AIM OF THE TASK: Count the lines that include the string "Creva", and give only that number.

====

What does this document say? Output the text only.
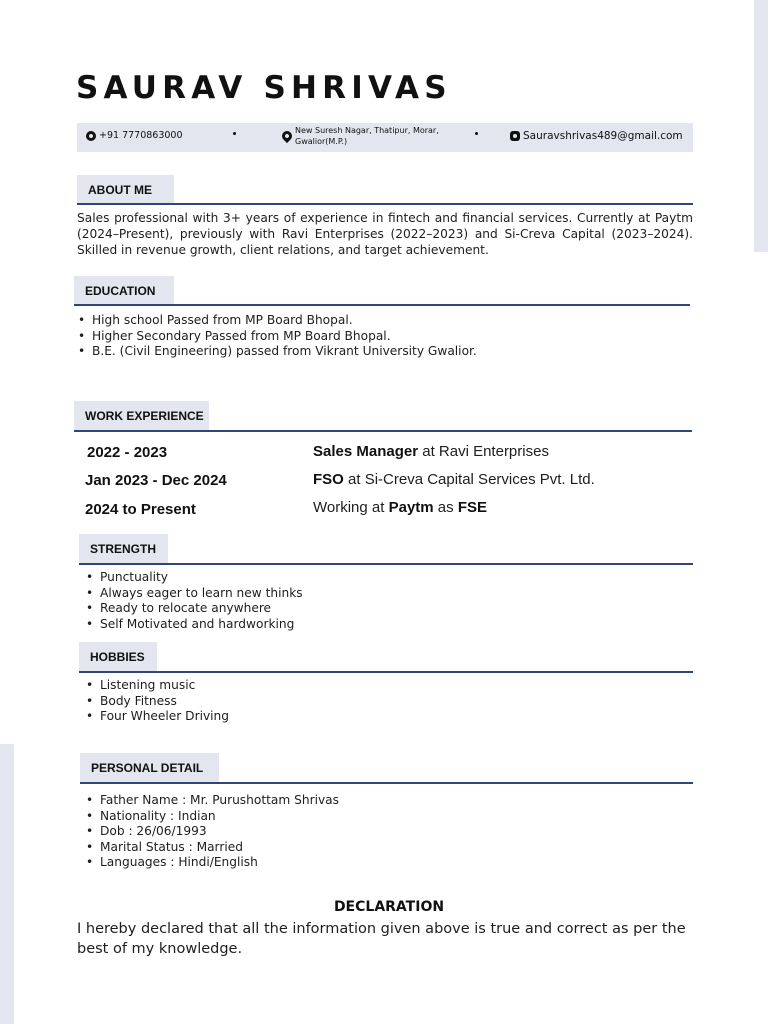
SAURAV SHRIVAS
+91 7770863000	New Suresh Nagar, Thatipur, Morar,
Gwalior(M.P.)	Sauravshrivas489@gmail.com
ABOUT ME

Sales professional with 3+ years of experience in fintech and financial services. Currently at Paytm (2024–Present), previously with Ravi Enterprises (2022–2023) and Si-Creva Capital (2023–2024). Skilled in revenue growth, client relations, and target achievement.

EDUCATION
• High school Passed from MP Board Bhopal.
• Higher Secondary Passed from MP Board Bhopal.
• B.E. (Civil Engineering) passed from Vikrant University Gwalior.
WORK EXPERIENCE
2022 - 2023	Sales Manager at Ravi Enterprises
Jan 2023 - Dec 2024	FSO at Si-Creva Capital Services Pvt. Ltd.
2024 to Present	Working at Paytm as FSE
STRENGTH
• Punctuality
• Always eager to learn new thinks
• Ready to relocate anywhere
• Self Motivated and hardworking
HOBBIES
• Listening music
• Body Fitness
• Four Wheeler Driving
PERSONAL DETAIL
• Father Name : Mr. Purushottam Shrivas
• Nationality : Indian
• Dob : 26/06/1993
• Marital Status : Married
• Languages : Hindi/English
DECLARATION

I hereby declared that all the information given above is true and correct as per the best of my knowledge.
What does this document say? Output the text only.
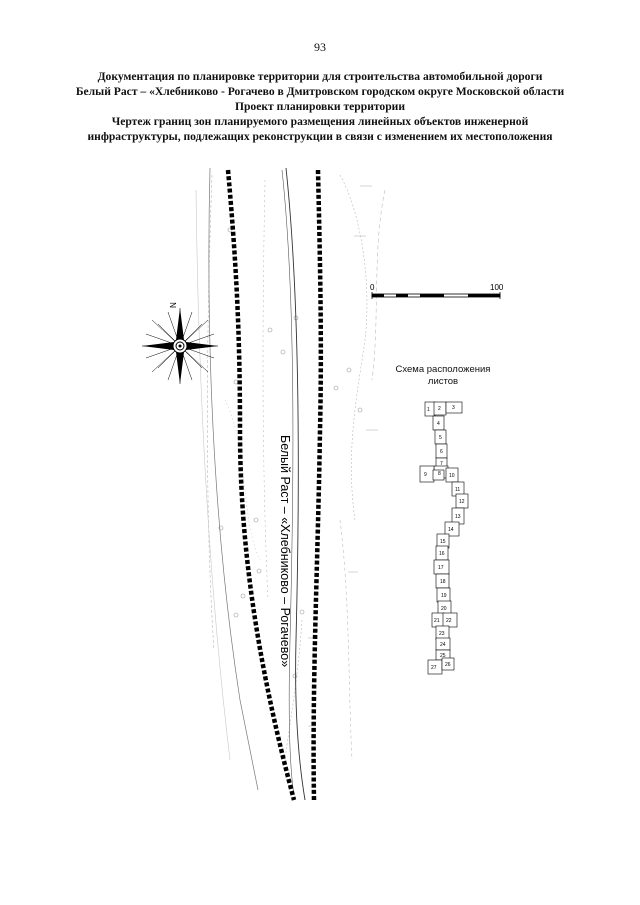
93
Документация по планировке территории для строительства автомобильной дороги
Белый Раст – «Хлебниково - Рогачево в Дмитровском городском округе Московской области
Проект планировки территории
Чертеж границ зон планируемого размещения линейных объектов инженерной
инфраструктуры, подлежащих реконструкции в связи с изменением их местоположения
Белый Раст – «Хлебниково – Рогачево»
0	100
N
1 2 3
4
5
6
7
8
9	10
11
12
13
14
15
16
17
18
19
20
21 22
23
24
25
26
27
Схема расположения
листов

====

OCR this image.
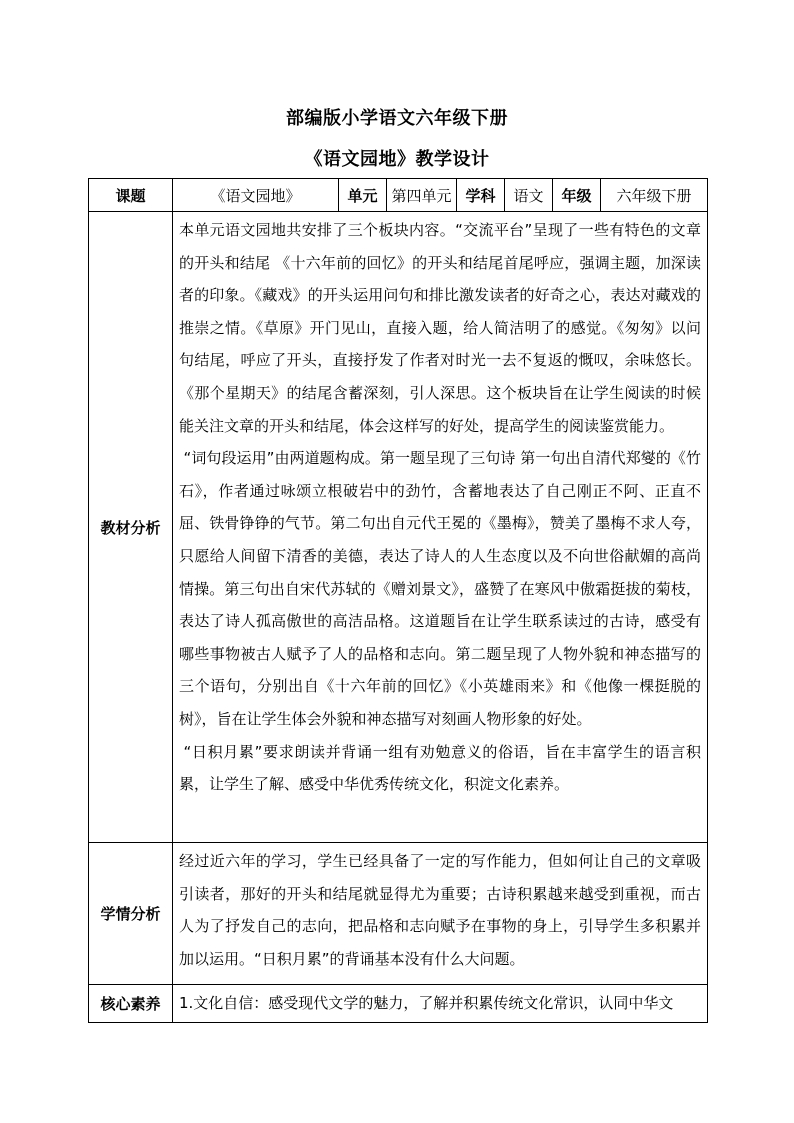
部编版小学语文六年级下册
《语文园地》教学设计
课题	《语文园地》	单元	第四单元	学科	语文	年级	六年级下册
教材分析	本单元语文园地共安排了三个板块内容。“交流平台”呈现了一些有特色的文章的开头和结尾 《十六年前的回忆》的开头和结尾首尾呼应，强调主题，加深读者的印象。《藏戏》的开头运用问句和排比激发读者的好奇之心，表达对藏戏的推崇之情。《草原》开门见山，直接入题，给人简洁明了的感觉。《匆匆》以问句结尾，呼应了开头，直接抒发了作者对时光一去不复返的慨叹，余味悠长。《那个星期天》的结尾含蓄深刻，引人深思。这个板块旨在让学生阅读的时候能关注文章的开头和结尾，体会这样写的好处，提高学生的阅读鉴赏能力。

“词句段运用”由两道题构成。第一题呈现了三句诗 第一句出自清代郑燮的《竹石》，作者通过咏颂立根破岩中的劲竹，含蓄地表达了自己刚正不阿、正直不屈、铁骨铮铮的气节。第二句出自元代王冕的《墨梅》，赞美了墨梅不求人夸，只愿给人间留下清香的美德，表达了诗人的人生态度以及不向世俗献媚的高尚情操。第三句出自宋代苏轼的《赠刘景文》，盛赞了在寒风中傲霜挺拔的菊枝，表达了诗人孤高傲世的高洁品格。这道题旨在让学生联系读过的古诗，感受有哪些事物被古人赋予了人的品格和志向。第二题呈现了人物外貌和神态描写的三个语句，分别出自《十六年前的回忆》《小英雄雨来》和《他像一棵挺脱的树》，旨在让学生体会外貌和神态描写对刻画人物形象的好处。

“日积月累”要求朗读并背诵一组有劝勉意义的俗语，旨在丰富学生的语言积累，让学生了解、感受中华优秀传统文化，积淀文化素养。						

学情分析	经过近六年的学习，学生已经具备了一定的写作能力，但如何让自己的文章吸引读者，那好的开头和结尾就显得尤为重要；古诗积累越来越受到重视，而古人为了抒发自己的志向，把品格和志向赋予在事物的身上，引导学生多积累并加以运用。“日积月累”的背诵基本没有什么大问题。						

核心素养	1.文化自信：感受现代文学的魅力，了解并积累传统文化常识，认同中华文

====

ANSWER TO THIS EXERCISE: 2